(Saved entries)
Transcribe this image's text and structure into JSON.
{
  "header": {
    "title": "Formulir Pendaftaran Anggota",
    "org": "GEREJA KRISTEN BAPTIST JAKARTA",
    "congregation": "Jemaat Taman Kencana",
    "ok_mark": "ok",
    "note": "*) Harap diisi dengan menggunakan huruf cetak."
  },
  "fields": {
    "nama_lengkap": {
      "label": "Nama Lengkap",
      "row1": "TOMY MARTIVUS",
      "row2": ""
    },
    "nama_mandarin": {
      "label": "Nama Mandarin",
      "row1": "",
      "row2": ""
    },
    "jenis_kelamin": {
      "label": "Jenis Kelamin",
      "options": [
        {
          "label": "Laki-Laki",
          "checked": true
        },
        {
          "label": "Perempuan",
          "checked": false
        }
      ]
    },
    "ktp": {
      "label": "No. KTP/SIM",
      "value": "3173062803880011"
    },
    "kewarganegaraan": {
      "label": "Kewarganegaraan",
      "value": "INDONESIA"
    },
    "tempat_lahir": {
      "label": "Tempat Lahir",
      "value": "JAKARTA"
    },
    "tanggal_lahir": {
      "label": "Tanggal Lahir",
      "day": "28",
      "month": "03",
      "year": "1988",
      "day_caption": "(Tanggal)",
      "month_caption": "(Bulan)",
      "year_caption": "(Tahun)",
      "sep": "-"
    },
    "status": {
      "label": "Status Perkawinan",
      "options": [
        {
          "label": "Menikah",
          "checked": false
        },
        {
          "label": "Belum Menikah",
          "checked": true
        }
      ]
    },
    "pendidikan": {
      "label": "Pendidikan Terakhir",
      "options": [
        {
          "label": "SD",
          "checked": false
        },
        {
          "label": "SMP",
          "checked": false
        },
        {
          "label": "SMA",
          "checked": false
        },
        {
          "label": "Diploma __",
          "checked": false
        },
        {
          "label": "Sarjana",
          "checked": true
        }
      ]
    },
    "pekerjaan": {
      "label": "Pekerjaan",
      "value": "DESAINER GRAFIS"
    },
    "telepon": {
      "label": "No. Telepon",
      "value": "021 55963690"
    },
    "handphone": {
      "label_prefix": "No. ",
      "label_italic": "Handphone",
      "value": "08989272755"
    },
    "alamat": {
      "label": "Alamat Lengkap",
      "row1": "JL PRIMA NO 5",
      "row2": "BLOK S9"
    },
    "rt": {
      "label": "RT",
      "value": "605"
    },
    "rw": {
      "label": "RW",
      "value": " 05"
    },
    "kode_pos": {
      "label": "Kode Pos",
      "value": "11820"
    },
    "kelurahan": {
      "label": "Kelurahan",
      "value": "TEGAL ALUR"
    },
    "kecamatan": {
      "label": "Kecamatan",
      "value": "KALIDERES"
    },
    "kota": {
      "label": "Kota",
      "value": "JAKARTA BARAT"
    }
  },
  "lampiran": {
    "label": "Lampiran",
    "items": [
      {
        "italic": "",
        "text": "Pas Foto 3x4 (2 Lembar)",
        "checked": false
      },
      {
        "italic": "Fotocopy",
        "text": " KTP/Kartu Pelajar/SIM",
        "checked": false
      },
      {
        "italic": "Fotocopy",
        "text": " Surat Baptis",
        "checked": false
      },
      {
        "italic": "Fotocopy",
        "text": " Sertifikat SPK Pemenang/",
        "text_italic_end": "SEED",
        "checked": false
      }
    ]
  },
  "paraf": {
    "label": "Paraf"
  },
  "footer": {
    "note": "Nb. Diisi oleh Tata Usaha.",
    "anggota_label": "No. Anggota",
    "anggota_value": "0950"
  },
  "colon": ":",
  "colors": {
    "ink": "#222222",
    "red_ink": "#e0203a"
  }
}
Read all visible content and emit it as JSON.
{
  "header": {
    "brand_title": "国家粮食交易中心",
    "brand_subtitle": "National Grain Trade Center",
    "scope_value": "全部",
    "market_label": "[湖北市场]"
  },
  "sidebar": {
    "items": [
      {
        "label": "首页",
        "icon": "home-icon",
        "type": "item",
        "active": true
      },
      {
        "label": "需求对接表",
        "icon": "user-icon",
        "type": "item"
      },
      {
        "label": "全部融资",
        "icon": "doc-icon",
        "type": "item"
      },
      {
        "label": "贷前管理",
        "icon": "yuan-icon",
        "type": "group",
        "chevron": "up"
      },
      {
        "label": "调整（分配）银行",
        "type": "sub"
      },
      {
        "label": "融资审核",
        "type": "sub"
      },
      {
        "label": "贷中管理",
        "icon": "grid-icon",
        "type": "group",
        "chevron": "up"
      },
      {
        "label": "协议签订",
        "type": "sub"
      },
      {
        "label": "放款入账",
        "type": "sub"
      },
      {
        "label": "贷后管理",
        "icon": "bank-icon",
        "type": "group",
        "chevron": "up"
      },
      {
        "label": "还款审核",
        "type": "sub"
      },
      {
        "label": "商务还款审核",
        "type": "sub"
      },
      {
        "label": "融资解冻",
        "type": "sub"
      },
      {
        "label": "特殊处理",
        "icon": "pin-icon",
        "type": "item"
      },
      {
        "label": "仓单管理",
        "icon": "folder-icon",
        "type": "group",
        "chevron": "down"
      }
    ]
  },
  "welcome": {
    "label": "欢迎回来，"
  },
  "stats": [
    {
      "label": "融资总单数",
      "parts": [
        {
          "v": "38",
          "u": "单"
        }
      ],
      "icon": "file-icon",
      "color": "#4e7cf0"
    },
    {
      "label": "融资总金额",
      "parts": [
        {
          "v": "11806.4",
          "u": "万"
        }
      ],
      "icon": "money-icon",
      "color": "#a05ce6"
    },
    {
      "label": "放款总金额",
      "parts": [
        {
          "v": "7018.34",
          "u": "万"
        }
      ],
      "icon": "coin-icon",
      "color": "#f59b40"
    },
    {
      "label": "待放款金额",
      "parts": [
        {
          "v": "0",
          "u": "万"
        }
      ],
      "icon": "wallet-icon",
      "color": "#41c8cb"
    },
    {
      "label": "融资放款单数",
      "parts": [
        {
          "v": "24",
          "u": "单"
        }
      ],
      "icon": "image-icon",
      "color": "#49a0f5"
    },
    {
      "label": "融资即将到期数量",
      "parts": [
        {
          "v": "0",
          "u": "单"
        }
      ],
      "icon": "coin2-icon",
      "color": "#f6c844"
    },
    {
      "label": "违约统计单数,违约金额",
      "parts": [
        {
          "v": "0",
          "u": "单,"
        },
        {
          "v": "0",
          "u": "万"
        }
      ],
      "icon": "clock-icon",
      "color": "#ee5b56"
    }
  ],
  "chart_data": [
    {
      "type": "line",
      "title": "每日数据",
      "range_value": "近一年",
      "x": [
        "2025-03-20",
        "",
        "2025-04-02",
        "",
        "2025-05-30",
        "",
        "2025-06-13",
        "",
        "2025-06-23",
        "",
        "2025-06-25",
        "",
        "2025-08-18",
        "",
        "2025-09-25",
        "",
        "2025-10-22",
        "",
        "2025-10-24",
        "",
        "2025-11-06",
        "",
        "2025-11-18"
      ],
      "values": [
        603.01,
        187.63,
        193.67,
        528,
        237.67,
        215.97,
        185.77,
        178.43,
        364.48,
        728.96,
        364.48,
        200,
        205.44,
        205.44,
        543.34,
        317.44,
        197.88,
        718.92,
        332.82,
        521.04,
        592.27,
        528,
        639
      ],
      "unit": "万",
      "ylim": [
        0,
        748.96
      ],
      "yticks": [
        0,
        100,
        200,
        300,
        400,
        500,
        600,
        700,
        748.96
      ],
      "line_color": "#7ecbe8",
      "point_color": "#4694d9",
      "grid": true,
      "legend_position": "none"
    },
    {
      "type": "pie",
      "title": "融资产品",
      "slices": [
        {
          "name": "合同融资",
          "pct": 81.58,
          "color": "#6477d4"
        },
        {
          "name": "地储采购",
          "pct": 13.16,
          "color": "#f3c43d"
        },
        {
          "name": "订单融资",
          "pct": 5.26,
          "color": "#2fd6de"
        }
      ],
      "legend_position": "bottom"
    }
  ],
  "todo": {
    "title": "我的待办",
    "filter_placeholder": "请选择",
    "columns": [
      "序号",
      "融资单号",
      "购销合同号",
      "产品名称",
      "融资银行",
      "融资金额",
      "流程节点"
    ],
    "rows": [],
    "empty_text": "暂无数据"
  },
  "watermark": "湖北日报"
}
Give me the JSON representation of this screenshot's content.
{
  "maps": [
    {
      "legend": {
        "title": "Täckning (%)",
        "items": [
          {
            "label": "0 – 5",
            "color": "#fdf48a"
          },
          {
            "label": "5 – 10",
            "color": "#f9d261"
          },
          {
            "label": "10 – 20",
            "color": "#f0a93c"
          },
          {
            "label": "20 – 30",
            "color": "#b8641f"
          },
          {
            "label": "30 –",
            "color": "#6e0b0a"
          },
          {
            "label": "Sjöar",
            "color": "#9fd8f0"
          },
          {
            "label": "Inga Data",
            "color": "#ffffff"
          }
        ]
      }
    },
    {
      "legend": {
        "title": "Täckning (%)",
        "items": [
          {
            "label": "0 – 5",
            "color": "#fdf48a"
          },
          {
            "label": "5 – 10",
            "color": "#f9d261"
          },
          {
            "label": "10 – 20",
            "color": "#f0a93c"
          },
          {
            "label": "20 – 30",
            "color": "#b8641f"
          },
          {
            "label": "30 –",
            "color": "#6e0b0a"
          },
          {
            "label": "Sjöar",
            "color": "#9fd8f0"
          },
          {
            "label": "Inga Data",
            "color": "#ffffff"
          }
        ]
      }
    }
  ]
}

The task:
Beginning at the line where "Give me the" appears, extract each line through the end of the data above; keep them exact and include nothing else.

Answer:
Give me the JSON representation of this screenshot's content.
{
  "maps": [
    {
      "legend": {
        "title": "Täckning (%)",
        "items": [
          {
            "label": "0 – 5",
            "color": "#fdf48a"
          },
          {
            "label": "5 – 10",
            "color": "#f9d261"
          },
          {
            "label": "10 – 20",
            "color": "#f0a93c"
          },
          {
            "label": "20 – 30",
            "color": "#b8641f"
          },
          {
            "label": "30 –",
            "color": "#6e0b0a"
          },
          {
            "label": "Sjöar",
            "color": "#9fd8f0"
          },
          {
            "label": "Inga Data",
            "color": "#ffffff"
          }
        ]
      }
    },
    {
      "legend": {
        "title": "Täckning (%)",
        "items": [
          {
            "label": "0 – 5",
            "color": "#fdf48a"
          },
          {
            "label": "5 – 10",
            "color": "#f9d261"
          },
          {
            "label": "10 – 20",
            "color": "#f0a93c"
          },
          {
            "label": "20 – 30",
            "color": "#b8641f"
          },
          {
            "label": "30 –",
            "color": "#6e0b0a"
          },
          {
            "label": "Sjöar",
            "color": "#9fd8f0"
          },
          {
            "label": "Inga Data",
            "color": "#ffffff"
          }
        ]
      }
    }
  ]
}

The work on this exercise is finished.